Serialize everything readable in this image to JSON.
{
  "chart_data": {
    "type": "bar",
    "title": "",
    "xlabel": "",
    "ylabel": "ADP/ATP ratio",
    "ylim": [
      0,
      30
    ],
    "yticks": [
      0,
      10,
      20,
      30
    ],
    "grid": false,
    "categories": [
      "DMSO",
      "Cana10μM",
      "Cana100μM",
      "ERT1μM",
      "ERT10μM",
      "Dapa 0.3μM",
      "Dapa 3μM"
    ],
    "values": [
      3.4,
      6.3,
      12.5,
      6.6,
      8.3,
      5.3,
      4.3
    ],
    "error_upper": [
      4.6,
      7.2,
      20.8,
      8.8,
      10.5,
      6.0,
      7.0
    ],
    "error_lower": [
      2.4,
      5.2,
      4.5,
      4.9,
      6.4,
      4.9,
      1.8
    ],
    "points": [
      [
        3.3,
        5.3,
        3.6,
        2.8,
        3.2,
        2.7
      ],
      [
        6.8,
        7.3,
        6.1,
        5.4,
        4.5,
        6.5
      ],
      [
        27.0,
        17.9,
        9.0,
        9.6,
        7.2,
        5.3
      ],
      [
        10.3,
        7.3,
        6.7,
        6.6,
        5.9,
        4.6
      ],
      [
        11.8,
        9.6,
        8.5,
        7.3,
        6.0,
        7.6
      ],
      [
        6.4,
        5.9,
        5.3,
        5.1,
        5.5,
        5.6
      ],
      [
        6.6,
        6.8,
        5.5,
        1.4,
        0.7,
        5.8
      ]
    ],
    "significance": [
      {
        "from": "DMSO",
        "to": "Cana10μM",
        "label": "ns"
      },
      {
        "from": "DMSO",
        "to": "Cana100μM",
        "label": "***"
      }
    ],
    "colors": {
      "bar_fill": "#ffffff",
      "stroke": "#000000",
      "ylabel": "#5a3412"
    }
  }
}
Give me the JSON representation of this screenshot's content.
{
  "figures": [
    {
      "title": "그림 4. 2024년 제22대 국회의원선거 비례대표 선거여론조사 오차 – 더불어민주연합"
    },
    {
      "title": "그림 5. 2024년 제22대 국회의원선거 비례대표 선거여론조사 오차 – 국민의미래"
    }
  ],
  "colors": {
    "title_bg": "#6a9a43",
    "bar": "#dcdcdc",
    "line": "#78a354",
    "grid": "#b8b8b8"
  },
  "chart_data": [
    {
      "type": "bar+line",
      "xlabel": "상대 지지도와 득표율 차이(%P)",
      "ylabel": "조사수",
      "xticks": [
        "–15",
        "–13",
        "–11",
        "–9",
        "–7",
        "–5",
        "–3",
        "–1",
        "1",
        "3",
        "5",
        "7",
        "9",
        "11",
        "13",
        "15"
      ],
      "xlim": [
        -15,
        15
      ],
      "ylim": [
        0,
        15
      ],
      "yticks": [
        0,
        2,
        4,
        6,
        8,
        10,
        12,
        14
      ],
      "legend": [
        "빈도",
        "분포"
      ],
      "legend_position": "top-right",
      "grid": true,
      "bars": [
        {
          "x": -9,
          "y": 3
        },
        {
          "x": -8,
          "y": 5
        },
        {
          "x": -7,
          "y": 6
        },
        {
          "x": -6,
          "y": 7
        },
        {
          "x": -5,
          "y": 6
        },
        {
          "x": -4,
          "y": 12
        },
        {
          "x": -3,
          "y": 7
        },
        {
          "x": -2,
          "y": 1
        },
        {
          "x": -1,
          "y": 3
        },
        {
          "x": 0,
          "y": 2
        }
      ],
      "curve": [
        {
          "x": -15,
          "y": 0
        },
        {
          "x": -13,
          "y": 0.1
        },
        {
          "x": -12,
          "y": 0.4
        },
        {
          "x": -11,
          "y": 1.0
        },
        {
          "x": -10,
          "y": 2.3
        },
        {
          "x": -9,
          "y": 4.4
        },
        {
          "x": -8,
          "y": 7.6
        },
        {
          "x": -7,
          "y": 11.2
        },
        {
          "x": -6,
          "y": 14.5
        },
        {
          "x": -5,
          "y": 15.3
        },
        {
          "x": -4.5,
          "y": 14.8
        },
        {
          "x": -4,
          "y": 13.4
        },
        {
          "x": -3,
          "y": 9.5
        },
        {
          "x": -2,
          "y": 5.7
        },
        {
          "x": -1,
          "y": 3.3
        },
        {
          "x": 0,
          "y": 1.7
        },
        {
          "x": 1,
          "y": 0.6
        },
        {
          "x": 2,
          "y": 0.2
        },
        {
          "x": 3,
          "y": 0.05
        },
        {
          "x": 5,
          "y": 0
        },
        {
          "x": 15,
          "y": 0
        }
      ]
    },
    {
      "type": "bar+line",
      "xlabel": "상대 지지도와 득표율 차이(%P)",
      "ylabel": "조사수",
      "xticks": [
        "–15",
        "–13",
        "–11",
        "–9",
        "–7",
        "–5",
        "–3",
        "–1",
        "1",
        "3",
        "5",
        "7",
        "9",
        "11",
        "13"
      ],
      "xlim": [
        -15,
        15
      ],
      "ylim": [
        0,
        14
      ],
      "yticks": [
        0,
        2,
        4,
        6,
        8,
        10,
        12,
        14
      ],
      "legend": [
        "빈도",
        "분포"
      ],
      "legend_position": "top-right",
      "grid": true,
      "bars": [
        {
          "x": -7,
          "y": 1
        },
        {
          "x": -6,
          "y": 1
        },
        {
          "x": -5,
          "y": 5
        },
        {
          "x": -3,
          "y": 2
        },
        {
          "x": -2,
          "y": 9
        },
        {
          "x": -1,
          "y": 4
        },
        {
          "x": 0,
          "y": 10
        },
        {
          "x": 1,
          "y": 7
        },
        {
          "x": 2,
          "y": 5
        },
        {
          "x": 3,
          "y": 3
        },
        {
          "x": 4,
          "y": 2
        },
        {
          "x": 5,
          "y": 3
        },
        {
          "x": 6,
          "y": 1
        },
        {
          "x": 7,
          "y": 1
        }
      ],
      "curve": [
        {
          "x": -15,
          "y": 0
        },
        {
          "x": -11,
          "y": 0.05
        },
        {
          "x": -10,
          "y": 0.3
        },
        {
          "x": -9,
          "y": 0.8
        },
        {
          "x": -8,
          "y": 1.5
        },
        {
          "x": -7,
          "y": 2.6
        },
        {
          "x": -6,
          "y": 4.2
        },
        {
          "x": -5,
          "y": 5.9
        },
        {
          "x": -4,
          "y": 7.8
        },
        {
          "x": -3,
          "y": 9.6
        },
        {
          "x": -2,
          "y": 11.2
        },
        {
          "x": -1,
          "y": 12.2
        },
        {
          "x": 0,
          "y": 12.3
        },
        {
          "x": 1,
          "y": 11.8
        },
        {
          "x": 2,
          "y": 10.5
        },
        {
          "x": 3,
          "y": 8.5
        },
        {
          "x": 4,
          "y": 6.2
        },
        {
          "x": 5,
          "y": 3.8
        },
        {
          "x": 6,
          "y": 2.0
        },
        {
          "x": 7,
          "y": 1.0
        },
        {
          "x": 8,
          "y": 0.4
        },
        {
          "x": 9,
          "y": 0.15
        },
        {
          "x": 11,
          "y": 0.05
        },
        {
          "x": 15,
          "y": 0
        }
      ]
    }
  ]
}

SHORT EXERCISE:
Copy out all of the records above with nothing altered.

COMPLETED TASK:
Serialize everything readable in this image to JSON.
{
  "chart_data": {
    "type": "bar",
    "title": "",
    "xlabel": "",
    "ylabel": "ADP/ATP ratio",
    "ylim": [
      0,
      30
    ],
    "yticks": [
      0,
      10,
      20,
      30
    ],
    "grid": false,
    "categories": [
      "DMSO",
      "Cana10μM",
      "Cana100μM",
      "ERT1μM",
      "ERT10μM",
      "Dapa 0.3μM",
      "Dapa 3μM"
    ],
    "values": [
      3.4,
      6.3,
      12.5,
      6.6,
      8.3,
      5.3,
      4.3
    ],
    "error_upper": [
      4.6,
      7.2,
      20.8,
      8.8,
      10.5,
      6.0,
      7.0
    ],
    "error_lower": [
      2.4,
      5.2,
      4.5,
      4.9,
      6.4,
      4.9,
      1.8
    ],
    "points": [
      [
        3.3,
        5.3,
        3.6,
        2.8,
        3.2,
        2.7
      ],
      [
        6.8,
        7.3,
        6.1,
        5.4,
        4.5,
        6.5
      ],
      [
        27.0,
        17.9,
        9.0,
        9.6,
        7.2,
        5.3
      ],
      [
        10.3,
        7.3,
        6.7,
        6.6,
        5.9,
        4.6
      ],
      [
        11.8,
        9.6,
        8.5,
        7.3,
        6.0,
        7.6
      ],
      [
        6.4,
        5.9,
        5.3,
        5.1,
        5.5,
        5.6
      ],
      [
        6.6,
        6.8,
        5.5,
        1.4,
        0.7,
        5.8
      ]
    ],
    "significance": [
      {
        "from": "DMSO",
        "to": "Cana10μM",
        "label": "ns"
      },
      {
        "from": "DMSO",
        "to": "Cana100μM",
        "label": "***"
      }
    ],
    "colors": {
      "bar_fill": "#ffffff",
      "stroke": "#000000",
      "ylabel": "#5a3412"
    }
  }
}
Give me the JSON representation of this screenshot's content.
{
  "figures": [
    {
      "title": "그림 4. 2024년 제22대 국회의원선거 비례대표 선거여론조사 오차 – 더불어민주연합"
    },
    {
      "title": "그림 5. 2024년 제22대 국회의원선거 비례대표 선거여론조사 오차 – 국민의미래"
    }
  ],
  "colors": {
    "title_bg": "#6a9a43",
    "bar": "#dcdcdc",
    "line": "#78a354",
    "grid": "#b8b8b8"
  },
  "chart_data": [
    {
      "type": "bar+line",
      "xlabel": "상대 지지도와 득표율 차이(%P)",
      "ylabel": "조사수",
      "xticks": [
        "–15",
        "–13",
        "–11",
        "–9",
        "–7",
        "–5",
        "–3",
        "–1",
        "1",
        "3",
        "5",
        "7",
        "9",
        "11",
        "13",
        "15"
      ],
      "xlim": [
        -15,
        15
      ],
      "ylim": [
        0,
        15
      ],
      "yticks": [
        0,
        2,
        4,
        6,
        8,
        10,
        12,
        14
      ],
      "legend": [
        "빈도",
        "분포"
      ],
      "legend_position": "top-right",
      "grid": true,
      "bars": [
        {
          "x": -9,
          "y": 3
        },
        {
          "x": -8,
          "y": 5
        },
        {
          "x": -7,
          "y": 6
        },
        {
          "x": -6,
          "y": 7
        },
        {
          "x": -5,
          "y": 6
        },
        {
          "x": -4,
          "y": 12
        },
        {
          "x": -3,
          "y": 7
        },
        {
          "x": -2,
          "y": 1
        },
        {
          "x": -1,
          "y": 3
        },
        {
          "x": 0,
          "y": 2
        }
      ],
      "curve": [
        {
          "x": -15,
          "y": 0
        },
        {
          "x": -13,
          "y": 0.1
        },
        {
          "x": -12,
          "y": 0.4
        },
        {
          "x": -11,
          "y": 1.0
        },
        {
          "x": -10,
          "y": 2.3
        },
        {
          "x": -9,
          "y": 4.4
        },
        {
          "x": -8,
          "y": 7.6
        },
        {
          "x": -7,
          "y": 11.2
        },
        {
          "x": -6,
          "y": 14.5
        },
        {
          "x": -5,
          "y": 15.3
        },
        {
          "x": -4.5,
          "y": 14.8
        },
        {
          "x": -4,
          "y": 13.4
        },
        {
          "x": -3,
          "y": 9.5
        },
        {
          "x": -2,
          "y": 5.7
        },
        {
          "x": -1,
          "y": 3.3
        },
        {
          "x": 0,
          "y": 1.7
        },
        {
          "x": 1,
          "y": 0.6
        },
        {
          "x": 2,
          "y": 0.2
        },
        {
          "x": 3,
          "y": 0.05
        },
        {
          "x": 5,
          "y": 0
        },
        {
          "x": 15,
          "y": 0
        }
      ]
    },
    {
      "type": "bar+line",
      "xlabel": "상대 지지도와 득표율 차이(%P)",
      "ylabel": "조사수",
      "xticks": [
        "–15",
        "–13",
        "–11",
        "–9",
        "–7",
        "–5",
        "–3",
        "–1",
        "1",
        "3",
        "5",
        "7",
        "9",
        "11",
        "13"
      ],
      "xlim": [
        -15,
        15
      ],
      "ylim": [
        0,
        14
      ],
      "yticks": [
        0,
        2,
        4,
        6,
        8,
        10,
        12,
        14
      ],
      "legend": [
        "빈도",
        "분포"
      ],
      "legend_position": "top-right",
      "grid": true,
      "bars": [
        {
          "x": -7,
          "y": 1
        },
        {
          "x": -6,
          "y": 1
        },
        {
          "x": -5,
          "y": 5
        },
        {
          "x": -3,
          "y": 2
        },
        {
          "x": -2,
          "y": 9
        },
        {
          "x": -1,
          "y": 4
        },
        {
          "x": 0,
          "y": 10
        },
        {
          "x": 1,
          "y": 7
        },
        {
          "x": 2,
          "y": 5
        },
        {
          "x": 3,
          "y": 3
        },
        {
          "x": 4,
          "y": 2
        },
        {
          "x": 5,
          "y": 3
        },
        {
          "x": 6,
          "y": 1
        },
        {
          "x": 7,
          "y": 1
        }
      ],
      "curve": [
        {
          "x": -15,
          "y": 0
        },
        {
          "x": -11,
          "y": 0.05
        },
        {
          "x": -10,
          "y": 0.3
        },
        {
          "x": -9,
          "y": 0.8
        },
        {
          "x": -8,
          "y": 1.5
        },
        {
          "x": -7,
          "y": 2.6
        },
        {
          "x": -6,
          "y": 4.2
        },
        {
          "x": -5,
          "y": 5.9
        },
        {
          "x": -4,
          "y": 7.8
        },
        {
          "x": -3,
          "y": 9.6
        },
        {
          "x": -2,
          "y": 11.2
        },
        {
          "x": -1,
          "y": 12.2
        },
        {
          "x": 0,
          "y": 12.3
        },
        {
          "x": 1,
          "y": 11.8
        },
        {
          "x": 2,
          "y": 10.5
        },
        {
          "x": 3,
          "y": 8.5
        },
        {
          "x": 4,
          "y": 6.2
        },
        {
          "x": 5,
          "y": 3.8
        },
        {
          "x": 6,
          "y": 2.0
        },
        {
          "x": 7,
          "y": 1.0
        },
        {
          "x": 8,
          "y": 0.4
        },
        {
          "x": 9,
          "y": 0.15
        },
        {
          "x": 11,
          "y": 0.05
        },
        {
          "x": 15,
          "y": 0
        }
      ]
    }
  ]
}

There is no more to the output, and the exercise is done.